**所给文本**
这就是苏轼(东坡)的塑像,坐落在眉山三苏祠披风谢前,先生背倚葱绿,盘陀而坐,青石奠基,且腕倚膝,坐北朝南,仿佛是当年在黄州城东山坡或儋州临海巨石之上,那睿智那慈祥亦如黄钟大吕般的人格之韵;前方是一方荷池,微风吹拂,墨绿或褐色的荷叶,柔柔的,嫩嫩的泛起一层绿波,空气般清新,晨梦般飘逸,铺出一行行粉红的花蕊,金黄的莲须,嫩绿的莲房。记不清多少次,为了这挥之不去的却之复来的先生情结,我打老远的合肥跑来,在这方净土上穿梭寻觅,偶尔停下脚步来瞻仰塑像,先生之于我,永远是不变的“竹杖芒鞋轻胜马,谁怕?一蓑烟雨任平生”的乐观豪迈,诚如宋孝宗赵昚赞语:“雄视百代,自作一家,浑涵光芒。”

一次又一次,我都会有一种冲动,想写写这位“腹有诗书气自华”“一生如逆旅,我亦是行人”的中国文化史上无如伦比的天神。“老夫聊发少年狂”“人间有味是清欢”“醉笑陪公三万场”“不用诉离殇”,道出我等对先生多少企慕!除了先生堪称是中国文人的天花板之外,却对先生当年眼底烟云所知甚少,所以,不管如何变换角度端祥,总觉得先生的目光睿智淡定,抑或是期待;淡淡的忧郁,淡淡的不安,像是壮士闻鸡,又像是英雄凭栏......

想想也是,先生诞生于1035年1月8日,到他1057年进士第,两年后空降凤翔府判官,满打满算才二十二岁。站在二十二岁的高度倚风长啸,苍茫四顾,自他的双眸中射出,是一股凛冽的心灵之光,它犀利似箭,泠然有声,它暗呜叱咤,纵横疆场,所有的书写符号,都凝聚成中国文化史上的巅峰。

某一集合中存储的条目
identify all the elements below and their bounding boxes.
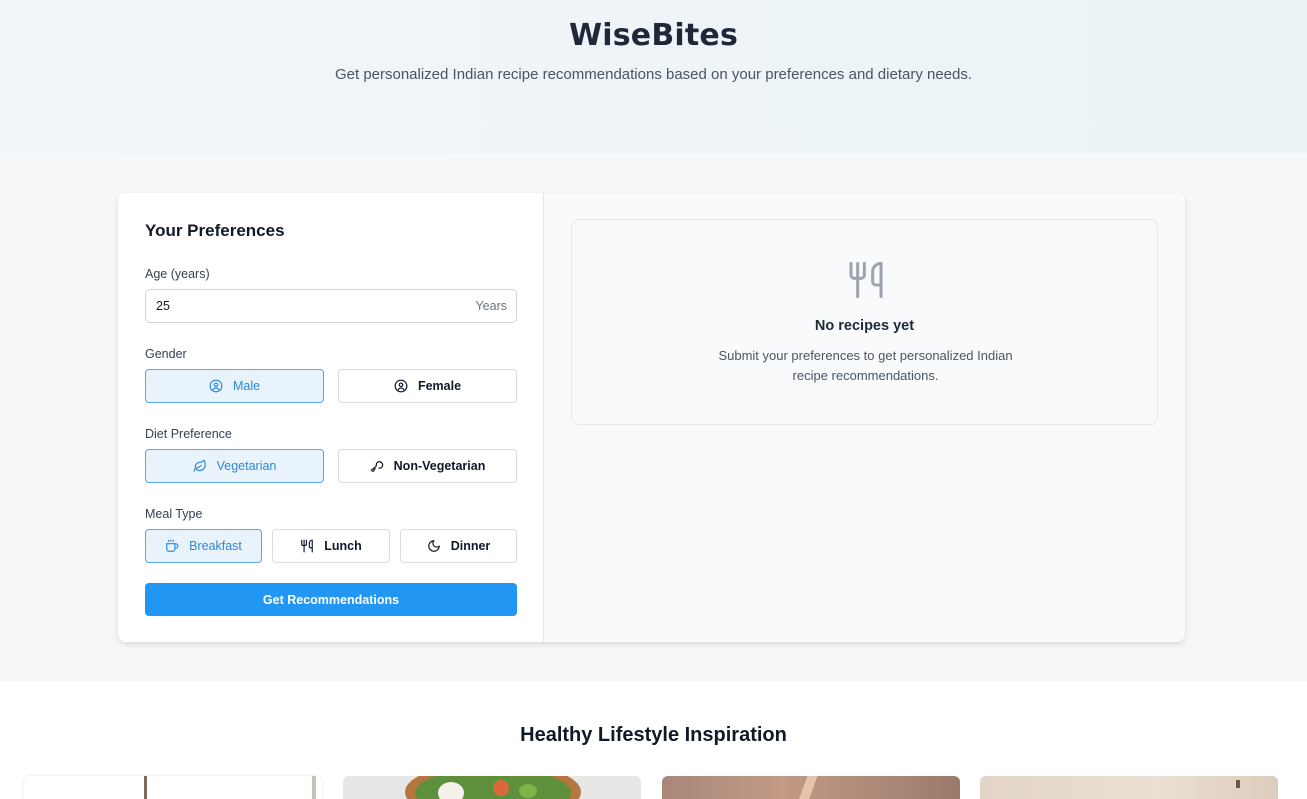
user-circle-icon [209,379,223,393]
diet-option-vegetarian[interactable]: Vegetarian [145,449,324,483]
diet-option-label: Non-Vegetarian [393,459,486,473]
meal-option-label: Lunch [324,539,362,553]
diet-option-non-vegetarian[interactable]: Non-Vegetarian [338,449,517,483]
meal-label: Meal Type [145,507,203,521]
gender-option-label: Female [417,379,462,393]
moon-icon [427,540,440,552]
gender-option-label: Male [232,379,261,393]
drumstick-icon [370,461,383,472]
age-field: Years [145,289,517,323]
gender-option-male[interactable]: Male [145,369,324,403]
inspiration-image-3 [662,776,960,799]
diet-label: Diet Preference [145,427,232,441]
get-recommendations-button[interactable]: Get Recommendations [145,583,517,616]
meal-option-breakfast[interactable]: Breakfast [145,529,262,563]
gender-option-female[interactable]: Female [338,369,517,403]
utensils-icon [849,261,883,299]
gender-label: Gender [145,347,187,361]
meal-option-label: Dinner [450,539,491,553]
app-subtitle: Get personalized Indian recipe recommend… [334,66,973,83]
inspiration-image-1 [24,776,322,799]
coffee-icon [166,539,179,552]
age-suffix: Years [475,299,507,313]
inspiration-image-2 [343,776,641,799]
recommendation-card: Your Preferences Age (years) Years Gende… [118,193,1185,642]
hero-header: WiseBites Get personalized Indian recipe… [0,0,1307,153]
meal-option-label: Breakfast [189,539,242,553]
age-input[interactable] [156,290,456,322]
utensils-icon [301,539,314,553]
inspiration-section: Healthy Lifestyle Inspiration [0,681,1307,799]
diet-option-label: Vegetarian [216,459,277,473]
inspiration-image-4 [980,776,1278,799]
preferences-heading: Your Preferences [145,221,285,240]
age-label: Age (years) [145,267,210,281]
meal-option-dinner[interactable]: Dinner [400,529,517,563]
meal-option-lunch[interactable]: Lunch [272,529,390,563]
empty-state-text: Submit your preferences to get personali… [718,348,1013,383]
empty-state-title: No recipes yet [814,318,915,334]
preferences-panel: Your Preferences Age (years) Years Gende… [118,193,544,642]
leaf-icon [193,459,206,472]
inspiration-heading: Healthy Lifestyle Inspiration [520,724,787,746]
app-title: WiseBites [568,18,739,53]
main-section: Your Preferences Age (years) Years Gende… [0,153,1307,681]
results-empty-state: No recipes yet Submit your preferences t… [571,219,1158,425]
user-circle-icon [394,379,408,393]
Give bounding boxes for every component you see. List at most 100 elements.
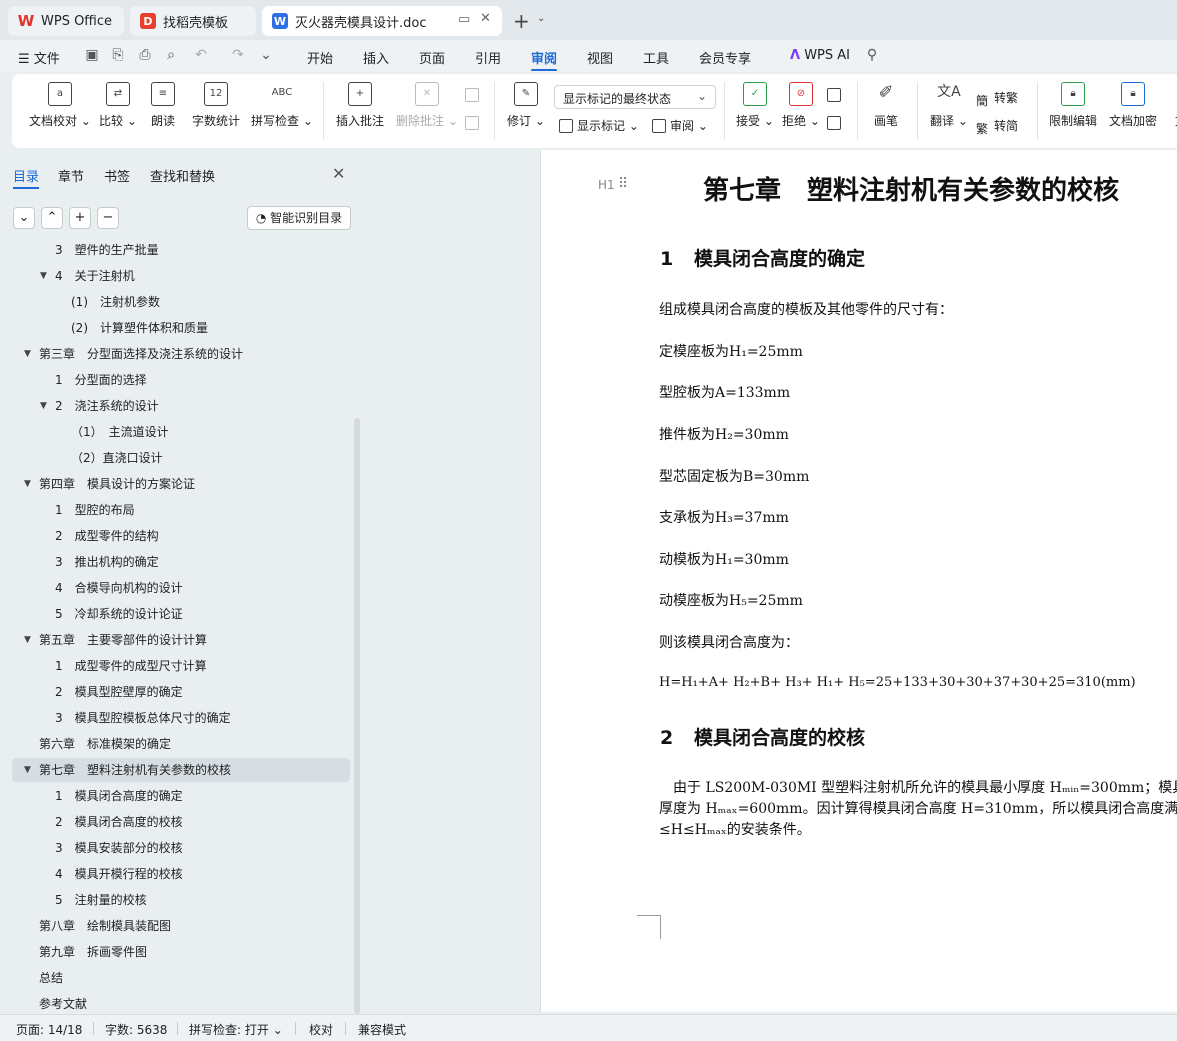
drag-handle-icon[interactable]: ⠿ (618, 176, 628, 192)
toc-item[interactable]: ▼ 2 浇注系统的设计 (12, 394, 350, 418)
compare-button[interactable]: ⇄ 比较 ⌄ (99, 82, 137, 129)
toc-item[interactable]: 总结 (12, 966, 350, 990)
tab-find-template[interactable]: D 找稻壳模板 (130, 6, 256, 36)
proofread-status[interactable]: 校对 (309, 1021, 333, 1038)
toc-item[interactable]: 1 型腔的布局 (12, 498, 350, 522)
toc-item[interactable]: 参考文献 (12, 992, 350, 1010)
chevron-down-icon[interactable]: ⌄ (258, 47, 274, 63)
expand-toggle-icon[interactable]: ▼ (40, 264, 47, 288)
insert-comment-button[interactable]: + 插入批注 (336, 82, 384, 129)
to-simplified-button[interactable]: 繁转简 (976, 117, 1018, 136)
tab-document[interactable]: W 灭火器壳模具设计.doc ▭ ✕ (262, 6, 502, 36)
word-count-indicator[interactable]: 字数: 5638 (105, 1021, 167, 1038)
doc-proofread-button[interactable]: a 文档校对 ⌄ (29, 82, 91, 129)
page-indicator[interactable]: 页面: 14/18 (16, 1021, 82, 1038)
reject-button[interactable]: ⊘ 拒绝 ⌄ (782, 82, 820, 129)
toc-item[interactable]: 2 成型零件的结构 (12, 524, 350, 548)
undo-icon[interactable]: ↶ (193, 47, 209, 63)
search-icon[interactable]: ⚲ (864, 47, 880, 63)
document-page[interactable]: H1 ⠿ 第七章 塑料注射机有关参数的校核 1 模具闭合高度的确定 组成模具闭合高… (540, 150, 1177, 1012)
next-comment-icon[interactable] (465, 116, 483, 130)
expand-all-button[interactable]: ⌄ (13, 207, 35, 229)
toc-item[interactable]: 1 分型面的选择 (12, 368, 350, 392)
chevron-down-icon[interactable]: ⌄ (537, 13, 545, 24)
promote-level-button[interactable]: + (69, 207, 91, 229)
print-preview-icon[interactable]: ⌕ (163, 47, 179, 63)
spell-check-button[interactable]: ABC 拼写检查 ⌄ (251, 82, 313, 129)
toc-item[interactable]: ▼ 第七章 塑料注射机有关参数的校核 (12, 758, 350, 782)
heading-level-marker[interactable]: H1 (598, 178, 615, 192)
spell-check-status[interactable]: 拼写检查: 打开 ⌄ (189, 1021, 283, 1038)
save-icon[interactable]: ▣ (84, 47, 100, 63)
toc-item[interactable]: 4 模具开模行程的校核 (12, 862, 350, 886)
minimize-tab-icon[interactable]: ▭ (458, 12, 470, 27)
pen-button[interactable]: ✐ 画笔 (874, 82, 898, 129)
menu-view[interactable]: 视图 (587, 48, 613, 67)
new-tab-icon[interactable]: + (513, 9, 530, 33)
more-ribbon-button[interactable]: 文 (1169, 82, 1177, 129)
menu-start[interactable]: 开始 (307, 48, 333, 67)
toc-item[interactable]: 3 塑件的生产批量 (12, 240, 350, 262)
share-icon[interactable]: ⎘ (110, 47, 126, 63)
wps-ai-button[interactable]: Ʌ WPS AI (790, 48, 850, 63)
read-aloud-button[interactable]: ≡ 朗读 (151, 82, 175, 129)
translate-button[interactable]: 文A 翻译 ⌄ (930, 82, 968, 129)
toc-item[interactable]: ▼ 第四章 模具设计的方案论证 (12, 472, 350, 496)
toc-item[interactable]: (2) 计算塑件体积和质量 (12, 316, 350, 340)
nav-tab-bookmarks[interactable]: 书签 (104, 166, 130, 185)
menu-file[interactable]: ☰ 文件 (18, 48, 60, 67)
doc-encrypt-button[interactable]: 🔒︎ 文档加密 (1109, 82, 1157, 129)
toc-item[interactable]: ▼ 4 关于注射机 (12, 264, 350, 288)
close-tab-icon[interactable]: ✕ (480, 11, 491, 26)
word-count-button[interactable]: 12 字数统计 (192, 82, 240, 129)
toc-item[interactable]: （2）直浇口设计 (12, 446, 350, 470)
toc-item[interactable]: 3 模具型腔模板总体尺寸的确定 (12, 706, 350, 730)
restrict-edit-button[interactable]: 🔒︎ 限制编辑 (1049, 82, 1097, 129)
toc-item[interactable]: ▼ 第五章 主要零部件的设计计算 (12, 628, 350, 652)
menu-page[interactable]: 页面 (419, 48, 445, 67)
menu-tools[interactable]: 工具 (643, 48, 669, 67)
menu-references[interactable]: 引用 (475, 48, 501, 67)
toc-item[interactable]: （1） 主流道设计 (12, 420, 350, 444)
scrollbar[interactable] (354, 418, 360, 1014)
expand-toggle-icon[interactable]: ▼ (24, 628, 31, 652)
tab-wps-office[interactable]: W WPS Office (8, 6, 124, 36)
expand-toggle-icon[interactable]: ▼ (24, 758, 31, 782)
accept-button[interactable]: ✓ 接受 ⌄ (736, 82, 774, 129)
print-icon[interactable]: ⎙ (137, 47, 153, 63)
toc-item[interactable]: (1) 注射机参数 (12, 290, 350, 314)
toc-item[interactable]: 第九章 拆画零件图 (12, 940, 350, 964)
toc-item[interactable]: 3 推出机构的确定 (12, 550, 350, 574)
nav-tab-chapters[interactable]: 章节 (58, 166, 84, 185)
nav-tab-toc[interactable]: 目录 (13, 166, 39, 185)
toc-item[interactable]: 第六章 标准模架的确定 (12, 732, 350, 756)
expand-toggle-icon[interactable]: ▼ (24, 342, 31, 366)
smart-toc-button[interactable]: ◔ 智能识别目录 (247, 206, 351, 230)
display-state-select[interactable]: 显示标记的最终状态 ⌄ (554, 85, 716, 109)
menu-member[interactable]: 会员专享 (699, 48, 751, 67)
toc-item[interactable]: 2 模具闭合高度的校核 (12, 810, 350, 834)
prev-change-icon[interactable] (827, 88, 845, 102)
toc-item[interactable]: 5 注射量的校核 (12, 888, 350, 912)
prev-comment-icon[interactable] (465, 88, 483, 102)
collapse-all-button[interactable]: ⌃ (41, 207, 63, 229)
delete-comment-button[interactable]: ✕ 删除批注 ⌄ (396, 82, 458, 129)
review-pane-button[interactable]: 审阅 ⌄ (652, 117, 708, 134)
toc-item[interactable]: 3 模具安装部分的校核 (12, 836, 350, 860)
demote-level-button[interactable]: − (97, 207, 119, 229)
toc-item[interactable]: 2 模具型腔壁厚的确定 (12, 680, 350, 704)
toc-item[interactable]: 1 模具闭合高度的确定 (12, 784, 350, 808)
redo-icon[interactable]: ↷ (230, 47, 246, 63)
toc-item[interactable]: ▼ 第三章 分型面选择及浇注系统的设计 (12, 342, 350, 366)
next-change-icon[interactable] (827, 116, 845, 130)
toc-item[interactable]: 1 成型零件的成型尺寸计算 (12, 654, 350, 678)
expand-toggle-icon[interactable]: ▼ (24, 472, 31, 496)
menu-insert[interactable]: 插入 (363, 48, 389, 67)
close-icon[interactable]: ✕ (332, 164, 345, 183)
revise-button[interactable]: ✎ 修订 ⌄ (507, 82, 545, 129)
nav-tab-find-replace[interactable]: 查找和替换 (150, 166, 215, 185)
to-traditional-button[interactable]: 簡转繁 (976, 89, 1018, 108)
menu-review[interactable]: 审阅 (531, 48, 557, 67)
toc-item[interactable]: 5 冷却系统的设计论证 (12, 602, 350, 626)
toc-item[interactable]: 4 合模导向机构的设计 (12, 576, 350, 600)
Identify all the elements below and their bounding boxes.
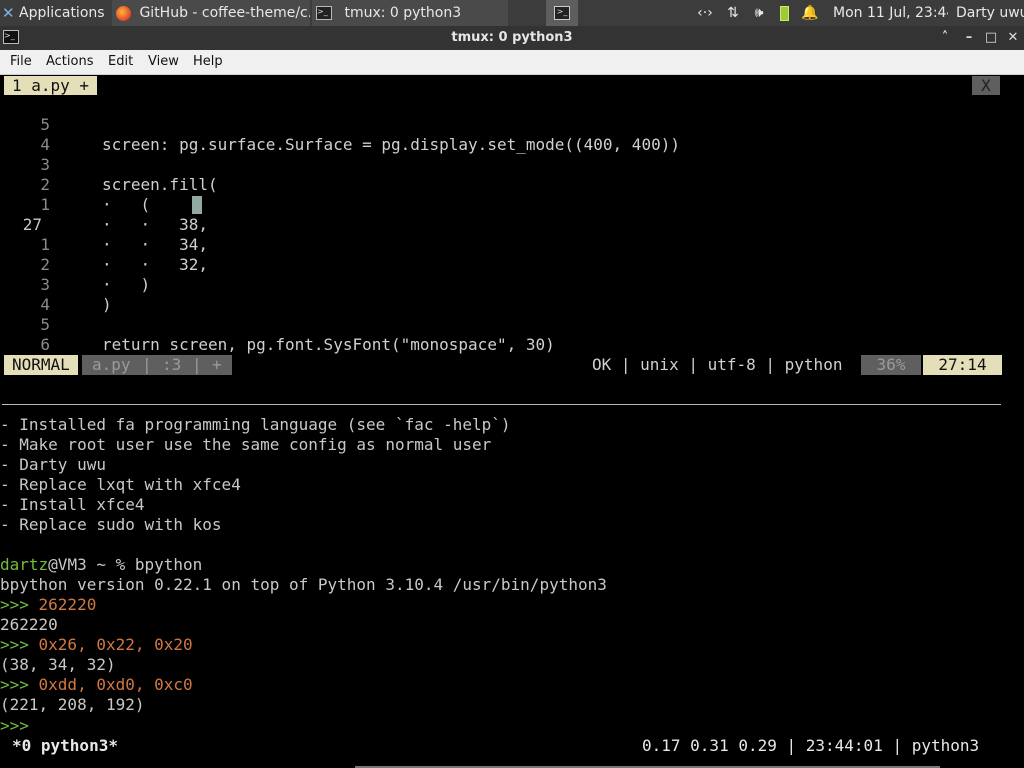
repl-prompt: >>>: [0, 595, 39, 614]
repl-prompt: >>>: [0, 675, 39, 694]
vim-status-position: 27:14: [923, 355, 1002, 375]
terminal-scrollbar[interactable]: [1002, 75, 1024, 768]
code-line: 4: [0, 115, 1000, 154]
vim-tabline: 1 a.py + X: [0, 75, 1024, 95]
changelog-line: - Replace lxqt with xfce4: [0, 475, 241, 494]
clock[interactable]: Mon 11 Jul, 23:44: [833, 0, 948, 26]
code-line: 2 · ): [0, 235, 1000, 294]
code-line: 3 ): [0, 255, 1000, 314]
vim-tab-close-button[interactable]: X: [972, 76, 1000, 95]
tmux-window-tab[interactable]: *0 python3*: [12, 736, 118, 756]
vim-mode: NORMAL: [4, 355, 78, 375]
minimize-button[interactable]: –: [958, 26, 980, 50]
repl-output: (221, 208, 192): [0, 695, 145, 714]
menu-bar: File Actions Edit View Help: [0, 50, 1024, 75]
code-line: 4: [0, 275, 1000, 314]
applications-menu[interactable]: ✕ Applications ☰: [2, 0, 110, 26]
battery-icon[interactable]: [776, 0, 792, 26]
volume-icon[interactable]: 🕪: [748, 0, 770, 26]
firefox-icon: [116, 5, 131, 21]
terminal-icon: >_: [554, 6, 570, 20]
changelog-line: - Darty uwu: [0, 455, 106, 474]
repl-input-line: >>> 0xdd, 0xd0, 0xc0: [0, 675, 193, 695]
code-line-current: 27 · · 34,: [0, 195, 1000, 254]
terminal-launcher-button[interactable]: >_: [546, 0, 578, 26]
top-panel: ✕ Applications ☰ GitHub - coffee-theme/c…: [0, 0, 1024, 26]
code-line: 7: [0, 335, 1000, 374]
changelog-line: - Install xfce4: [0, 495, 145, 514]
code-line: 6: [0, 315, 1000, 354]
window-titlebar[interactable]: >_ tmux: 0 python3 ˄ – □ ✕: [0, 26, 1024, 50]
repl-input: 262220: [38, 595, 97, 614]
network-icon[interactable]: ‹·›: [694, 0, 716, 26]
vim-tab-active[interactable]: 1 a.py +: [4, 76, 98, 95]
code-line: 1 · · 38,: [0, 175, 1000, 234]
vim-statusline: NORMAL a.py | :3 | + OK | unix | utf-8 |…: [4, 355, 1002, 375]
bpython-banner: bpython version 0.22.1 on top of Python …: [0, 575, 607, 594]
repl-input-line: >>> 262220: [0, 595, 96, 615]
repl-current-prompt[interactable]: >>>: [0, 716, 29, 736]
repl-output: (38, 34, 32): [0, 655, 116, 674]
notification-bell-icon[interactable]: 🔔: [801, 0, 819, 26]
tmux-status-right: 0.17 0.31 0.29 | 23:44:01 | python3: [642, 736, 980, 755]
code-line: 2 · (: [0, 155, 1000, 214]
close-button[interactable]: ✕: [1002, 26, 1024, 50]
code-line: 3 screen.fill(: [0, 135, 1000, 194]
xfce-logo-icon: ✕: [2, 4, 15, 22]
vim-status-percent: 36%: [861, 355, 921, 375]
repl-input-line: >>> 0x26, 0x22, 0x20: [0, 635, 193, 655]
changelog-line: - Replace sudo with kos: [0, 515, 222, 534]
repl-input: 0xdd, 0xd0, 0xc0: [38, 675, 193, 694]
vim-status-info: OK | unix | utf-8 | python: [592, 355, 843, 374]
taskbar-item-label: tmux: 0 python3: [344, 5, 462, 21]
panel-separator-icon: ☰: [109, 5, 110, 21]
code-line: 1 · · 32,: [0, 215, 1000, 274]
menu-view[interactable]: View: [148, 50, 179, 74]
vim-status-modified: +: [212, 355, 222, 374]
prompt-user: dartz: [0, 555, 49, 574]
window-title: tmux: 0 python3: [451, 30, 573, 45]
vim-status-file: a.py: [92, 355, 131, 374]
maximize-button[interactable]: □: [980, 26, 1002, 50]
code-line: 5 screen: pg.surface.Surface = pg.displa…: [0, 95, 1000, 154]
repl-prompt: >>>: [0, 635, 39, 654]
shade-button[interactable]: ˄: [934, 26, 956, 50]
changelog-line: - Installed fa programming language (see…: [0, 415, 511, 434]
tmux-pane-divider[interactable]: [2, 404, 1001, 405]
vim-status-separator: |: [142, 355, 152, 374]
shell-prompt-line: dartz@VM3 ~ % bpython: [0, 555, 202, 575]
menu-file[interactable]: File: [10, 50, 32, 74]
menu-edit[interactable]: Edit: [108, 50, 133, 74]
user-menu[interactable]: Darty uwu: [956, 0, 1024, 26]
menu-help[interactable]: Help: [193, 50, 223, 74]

**你的任务**
请照原样抄录这篇写苏轼塑像的文本中介于“一次又一次,我都会有一种冲动”与“都凝聚成中国文化史上的巅峰。”之间的部分,首尾两处都包括在内。 这些记录与文本没有关联。

**练习结果**
一次又一次,我都会有一种冲动,想写写这位“腹有诗书气自华”“一生如逆旅,我亦是行人”的中国文化史上无如伦比的天神。“老夫聊发少年狂”“人间有味是清欢”“醉笑陪公三万场”“不用诉离殇”,道出我等对先生多少企慕!除了先生堪称是中国文人的天花板之外,却对先生当年眼底烟云所知甚少,所以,不管如何变换角度端祥,总觉得先生的目光睿智淡定,抑或是期待;淡淡的忧郁,淡淡的不安,像是壮士闻鸡,又像是英雄凭栏......

想想也是,先生诞生于1035年1月8日,到他1057年进士第,两年后空降凤翔府判官,满打满算才二十二岁。站在二十二岁的高度倚风长啸,苍茫四顾,自他的双眸中射出,是一股凛冽的心灵之光,它犀利似箭,泠然有声,它暗呜叱咤,纵横疆场,所有的书写符号,都凝聚成中国文化史上的巅峰。